__CHALLENGE__
Where a line contains the word "admin", copy that line.

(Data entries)
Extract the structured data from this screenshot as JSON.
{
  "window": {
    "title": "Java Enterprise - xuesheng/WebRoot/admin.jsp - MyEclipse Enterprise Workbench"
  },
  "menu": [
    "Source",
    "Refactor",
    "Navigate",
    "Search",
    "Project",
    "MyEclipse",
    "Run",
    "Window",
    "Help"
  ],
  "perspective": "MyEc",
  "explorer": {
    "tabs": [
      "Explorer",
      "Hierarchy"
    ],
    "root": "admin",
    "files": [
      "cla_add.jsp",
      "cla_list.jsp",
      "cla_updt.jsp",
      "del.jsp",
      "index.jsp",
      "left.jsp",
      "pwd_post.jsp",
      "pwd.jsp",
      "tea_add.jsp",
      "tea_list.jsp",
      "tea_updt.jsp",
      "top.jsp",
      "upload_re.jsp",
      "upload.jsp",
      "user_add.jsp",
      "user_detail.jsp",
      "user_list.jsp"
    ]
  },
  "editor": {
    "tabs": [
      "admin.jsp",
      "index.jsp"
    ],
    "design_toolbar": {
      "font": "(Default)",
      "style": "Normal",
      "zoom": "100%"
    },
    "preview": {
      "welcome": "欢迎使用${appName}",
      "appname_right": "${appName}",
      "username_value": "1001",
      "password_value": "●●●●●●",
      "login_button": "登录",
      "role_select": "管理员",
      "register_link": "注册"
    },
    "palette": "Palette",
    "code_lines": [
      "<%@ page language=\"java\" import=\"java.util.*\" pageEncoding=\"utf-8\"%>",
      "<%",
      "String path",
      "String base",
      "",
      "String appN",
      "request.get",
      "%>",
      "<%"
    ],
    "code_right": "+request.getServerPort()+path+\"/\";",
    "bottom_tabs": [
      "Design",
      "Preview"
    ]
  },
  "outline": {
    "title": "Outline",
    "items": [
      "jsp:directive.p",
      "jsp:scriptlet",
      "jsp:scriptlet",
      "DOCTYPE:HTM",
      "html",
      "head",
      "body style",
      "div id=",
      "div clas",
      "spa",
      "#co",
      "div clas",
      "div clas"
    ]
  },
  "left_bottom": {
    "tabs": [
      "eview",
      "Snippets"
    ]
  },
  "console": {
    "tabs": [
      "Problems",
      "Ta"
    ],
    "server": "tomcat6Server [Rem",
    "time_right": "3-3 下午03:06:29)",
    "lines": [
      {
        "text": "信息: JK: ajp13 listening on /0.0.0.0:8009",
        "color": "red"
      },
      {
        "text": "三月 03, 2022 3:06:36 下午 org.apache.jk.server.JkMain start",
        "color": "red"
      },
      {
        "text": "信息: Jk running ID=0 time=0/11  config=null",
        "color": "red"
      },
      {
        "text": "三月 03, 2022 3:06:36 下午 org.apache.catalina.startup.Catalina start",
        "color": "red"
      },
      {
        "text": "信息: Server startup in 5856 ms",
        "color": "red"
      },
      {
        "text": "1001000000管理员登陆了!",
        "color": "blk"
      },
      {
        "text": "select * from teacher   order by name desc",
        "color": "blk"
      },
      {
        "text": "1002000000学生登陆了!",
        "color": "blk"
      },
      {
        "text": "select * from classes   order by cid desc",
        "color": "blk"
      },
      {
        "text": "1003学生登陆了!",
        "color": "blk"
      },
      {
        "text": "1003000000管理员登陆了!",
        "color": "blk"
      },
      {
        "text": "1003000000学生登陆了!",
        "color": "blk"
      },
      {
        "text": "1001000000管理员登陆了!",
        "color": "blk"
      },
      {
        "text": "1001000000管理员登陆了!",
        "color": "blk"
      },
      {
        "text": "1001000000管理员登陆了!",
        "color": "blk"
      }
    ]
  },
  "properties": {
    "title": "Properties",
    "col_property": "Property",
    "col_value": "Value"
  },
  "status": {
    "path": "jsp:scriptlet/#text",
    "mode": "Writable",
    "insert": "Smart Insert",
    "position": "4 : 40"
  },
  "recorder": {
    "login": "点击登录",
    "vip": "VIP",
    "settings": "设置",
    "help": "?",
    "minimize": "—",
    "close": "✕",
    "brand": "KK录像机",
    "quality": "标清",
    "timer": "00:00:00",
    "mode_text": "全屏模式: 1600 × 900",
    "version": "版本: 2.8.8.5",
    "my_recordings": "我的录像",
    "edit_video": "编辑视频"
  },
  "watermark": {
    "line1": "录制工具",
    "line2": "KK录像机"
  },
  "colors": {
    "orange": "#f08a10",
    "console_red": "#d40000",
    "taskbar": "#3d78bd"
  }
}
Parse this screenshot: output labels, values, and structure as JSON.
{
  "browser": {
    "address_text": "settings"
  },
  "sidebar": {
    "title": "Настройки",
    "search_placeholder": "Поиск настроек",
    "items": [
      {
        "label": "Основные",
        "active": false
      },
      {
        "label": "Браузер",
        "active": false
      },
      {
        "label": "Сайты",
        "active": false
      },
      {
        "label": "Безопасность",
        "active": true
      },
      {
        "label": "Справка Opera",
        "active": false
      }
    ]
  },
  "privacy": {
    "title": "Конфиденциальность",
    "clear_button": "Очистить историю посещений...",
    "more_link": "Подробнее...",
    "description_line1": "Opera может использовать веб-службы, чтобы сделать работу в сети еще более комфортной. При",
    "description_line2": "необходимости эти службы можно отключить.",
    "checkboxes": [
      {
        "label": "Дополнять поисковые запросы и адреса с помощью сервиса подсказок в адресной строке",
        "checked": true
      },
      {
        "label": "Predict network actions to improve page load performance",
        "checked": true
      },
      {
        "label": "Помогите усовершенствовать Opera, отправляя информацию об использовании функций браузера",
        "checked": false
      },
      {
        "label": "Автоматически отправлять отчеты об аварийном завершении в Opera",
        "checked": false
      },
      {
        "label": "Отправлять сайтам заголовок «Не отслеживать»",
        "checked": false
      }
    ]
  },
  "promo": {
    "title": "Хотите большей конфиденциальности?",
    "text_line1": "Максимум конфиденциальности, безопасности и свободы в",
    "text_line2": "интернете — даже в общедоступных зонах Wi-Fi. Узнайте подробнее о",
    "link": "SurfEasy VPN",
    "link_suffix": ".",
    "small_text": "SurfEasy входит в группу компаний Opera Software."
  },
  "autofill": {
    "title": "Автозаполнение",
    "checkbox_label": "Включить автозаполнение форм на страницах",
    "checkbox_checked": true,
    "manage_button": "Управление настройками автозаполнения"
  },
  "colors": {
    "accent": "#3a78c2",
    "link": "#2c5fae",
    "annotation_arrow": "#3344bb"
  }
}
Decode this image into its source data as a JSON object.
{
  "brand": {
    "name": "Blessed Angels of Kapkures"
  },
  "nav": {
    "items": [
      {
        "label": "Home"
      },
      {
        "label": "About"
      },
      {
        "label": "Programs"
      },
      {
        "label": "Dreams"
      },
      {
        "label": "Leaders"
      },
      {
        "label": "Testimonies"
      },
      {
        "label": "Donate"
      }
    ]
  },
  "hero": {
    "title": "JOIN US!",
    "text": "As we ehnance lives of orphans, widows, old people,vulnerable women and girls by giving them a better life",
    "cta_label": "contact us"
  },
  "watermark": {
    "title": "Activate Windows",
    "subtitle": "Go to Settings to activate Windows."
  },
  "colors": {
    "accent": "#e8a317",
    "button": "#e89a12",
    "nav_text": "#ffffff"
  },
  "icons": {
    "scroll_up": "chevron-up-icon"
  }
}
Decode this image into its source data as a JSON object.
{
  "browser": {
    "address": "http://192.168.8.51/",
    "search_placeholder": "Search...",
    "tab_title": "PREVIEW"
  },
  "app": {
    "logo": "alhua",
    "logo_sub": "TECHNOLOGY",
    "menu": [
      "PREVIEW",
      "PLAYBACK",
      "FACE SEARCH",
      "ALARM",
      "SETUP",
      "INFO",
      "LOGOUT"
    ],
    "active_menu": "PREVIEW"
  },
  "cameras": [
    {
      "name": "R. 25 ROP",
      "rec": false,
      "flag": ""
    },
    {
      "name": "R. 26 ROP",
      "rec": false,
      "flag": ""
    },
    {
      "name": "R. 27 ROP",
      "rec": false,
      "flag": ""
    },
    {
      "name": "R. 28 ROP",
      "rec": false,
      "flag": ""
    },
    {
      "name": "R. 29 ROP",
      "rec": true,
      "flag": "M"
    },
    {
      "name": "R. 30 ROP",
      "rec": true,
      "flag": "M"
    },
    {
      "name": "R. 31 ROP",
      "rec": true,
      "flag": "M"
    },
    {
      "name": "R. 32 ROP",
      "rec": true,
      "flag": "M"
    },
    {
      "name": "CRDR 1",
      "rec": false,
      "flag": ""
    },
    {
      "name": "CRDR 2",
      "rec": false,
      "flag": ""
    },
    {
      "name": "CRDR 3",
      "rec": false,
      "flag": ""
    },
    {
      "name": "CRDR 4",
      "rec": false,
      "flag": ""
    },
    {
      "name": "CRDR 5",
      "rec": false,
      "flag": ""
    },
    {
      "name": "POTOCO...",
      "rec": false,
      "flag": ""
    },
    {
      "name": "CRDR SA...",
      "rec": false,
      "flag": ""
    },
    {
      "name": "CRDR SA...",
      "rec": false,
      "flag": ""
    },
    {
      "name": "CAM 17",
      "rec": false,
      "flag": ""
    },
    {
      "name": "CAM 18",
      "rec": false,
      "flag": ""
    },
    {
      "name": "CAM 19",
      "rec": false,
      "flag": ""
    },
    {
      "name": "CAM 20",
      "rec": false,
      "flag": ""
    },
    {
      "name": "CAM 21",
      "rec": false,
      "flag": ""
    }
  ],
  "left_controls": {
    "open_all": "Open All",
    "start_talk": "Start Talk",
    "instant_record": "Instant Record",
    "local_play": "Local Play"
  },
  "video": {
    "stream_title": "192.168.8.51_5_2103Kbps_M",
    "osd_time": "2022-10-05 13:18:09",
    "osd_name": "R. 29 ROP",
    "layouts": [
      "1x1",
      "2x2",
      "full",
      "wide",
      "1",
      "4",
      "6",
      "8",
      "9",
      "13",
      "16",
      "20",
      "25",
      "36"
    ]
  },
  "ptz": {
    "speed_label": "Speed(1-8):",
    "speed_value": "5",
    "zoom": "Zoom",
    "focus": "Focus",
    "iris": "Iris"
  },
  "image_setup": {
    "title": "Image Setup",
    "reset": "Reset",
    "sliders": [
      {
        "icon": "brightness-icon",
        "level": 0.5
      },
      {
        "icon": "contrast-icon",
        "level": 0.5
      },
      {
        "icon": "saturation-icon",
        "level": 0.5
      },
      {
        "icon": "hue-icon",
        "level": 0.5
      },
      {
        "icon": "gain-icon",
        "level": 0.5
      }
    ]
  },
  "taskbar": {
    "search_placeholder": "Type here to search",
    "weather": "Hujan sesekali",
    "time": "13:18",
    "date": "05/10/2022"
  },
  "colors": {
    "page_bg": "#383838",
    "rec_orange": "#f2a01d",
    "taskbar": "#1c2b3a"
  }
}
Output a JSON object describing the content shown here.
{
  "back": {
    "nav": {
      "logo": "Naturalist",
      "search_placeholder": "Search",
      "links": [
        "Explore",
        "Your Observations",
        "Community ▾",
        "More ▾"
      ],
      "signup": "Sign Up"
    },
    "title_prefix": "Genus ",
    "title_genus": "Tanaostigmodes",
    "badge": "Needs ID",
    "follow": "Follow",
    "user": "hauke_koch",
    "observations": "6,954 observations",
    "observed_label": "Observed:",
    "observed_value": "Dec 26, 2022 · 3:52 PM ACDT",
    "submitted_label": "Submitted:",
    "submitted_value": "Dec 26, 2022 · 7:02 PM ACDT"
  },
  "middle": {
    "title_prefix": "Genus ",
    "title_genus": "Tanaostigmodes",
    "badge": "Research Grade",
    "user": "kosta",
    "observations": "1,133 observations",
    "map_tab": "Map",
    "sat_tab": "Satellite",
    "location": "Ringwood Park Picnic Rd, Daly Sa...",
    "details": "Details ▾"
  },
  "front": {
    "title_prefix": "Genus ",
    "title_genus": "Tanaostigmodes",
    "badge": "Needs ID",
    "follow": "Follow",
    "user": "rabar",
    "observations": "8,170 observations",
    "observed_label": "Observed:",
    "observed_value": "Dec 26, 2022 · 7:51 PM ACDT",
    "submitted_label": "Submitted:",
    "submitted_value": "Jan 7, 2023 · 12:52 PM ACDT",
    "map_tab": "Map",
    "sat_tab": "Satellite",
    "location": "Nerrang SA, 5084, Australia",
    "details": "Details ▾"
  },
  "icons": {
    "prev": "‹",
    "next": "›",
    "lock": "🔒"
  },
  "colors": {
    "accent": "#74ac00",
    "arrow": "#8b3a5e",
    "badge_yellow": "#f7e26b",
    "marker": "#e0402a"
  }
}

__REPLY__
    "title": "Java Enterprise - xuesheng/WebRoot/admin.jsp - MyEclipse Enterprise Workbench"
    "root": "admin",
      "admin.jsp",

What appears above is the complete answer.